Please transcribe the data that follows without the pictures, keeping every word the same.

***

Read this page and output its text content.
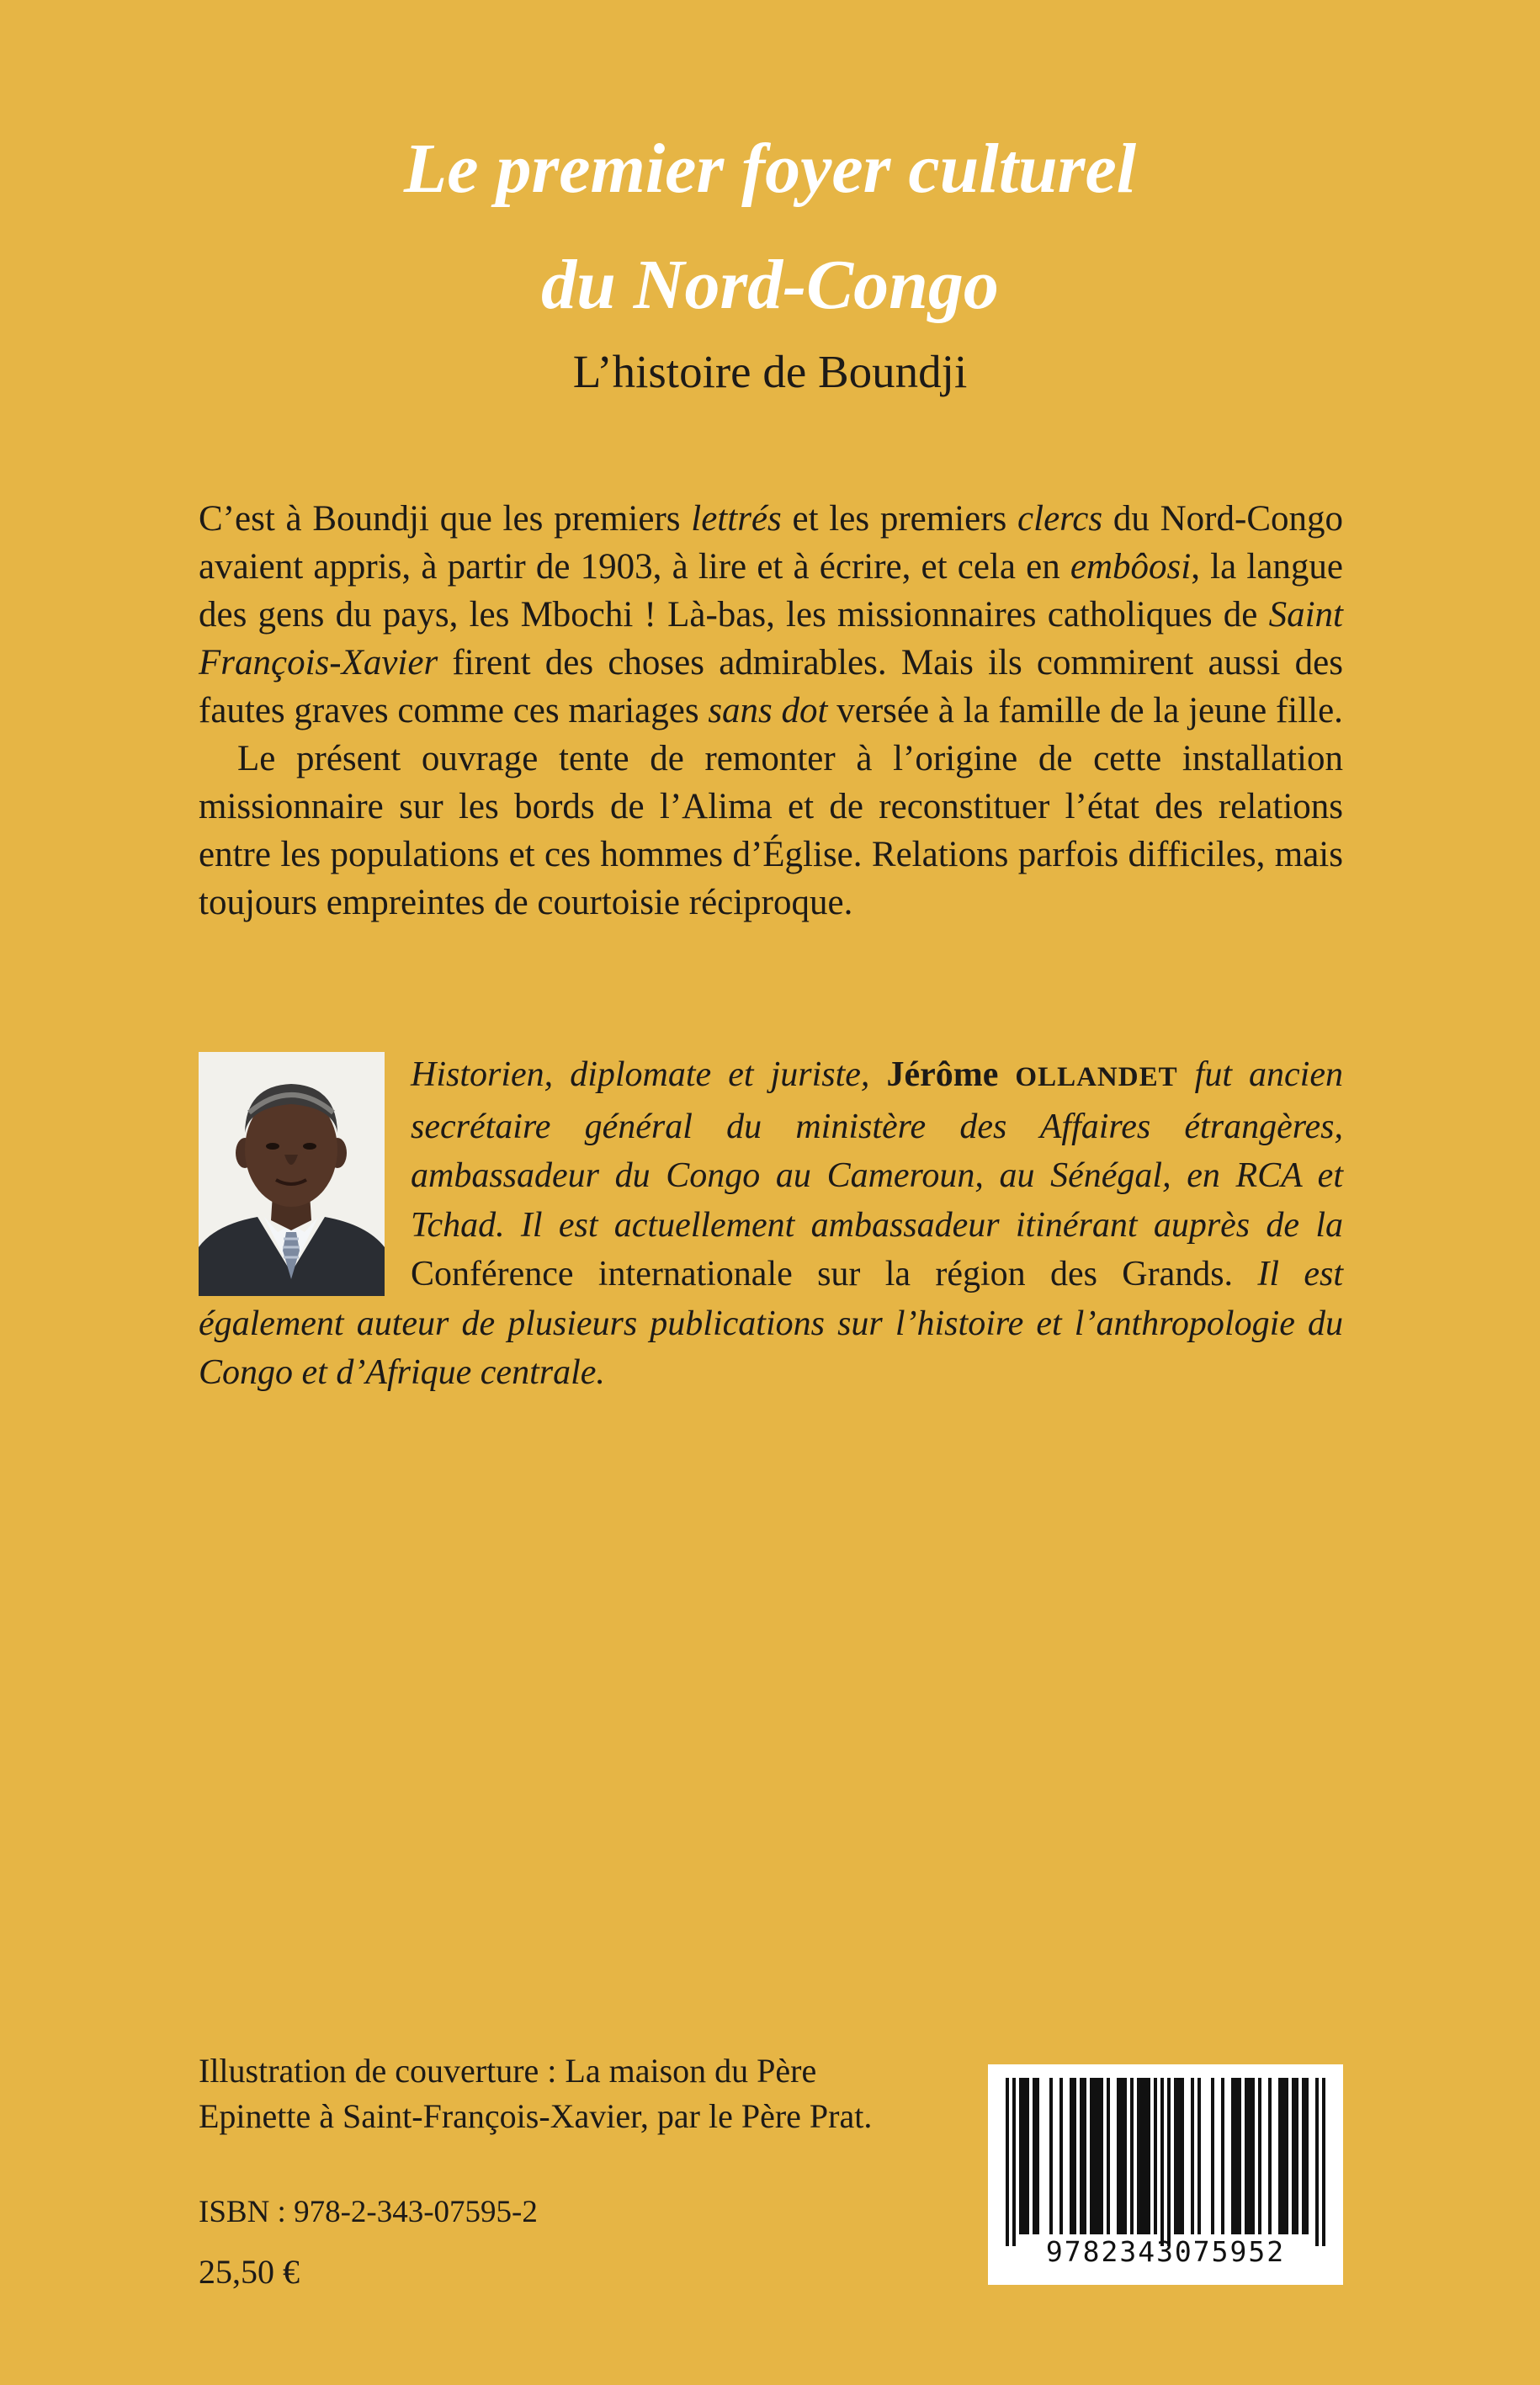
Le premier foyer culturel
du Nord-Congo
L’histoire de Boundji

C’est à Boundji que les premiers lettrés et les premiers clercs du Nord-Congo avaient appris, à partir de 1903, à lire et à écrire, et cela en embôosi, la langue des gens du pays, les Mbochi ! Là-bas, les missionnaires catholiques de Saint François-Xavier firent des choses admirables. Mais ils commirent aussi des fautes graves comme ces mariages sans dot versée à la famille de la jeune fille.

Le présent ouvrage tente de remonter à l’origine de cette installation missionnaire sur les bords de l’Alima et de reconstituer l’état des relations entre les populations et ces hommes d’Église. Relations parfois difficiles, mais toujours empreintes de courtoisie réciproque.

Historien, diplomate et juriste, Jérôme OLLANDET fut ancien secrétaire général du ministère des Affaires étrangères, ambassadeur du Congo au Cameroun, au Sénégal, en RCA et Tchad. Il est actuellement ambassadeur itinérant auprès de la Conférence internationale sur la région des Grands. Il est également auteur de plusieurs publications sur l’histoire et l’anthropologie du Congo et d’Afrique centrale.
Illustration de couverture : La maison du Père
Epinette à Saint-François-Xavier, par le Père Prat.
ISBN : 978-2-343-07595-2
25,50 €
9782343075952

***

* [Answer to the task]:
Read this page and output its text content.
Le premier foyer culturel
du Nord-Congo
L’histoire de Boundji

C’est à Boundji que les premiers lettrés et les premiers clercs du Nord-Congo avaient appris, à partir de 1903, à lire et à écrire, et cela en embôosi, la langue des gens du pays, les Mbochi ! Là-bas, les missionnaires catholiques de Saint François-Xavier firent des choses admirables. Mais ils commirent aussi des fautes graves comme ces mariages sans dot versée à la famille de la jeune fille.

Le présent ouvrage tente de remonter à l’origine de cette installation missionnaire sur les bords de l’Alima et de reconstituer l’état des relations entre les populations et ces hommes d’Église. Relations parfois difficiles, mais toujours empreintes de courtoisie réciproque.

Historien, diplomate et juriste, Jérôme OLLANDET fut ancien secrétaire général du ministère des Affaires étrangères, ambassadeur du Congo au Cameroun, au Sénégal, en RCA et Tchad. Il est actuellement ambassadeur itinérant auprès de la Conférence internationale sur la région des Grands. Il est également auteur de plusieurs publications sur l’histoire et l’anthropologie du Congo et d’Afrique centrale.
Illustration de couverture : La maison du Père
Epinette à Saint-François-Xavier, par le Père Prat.
ISBN : 978-2-343-07595-2
25,50 €
9782343075952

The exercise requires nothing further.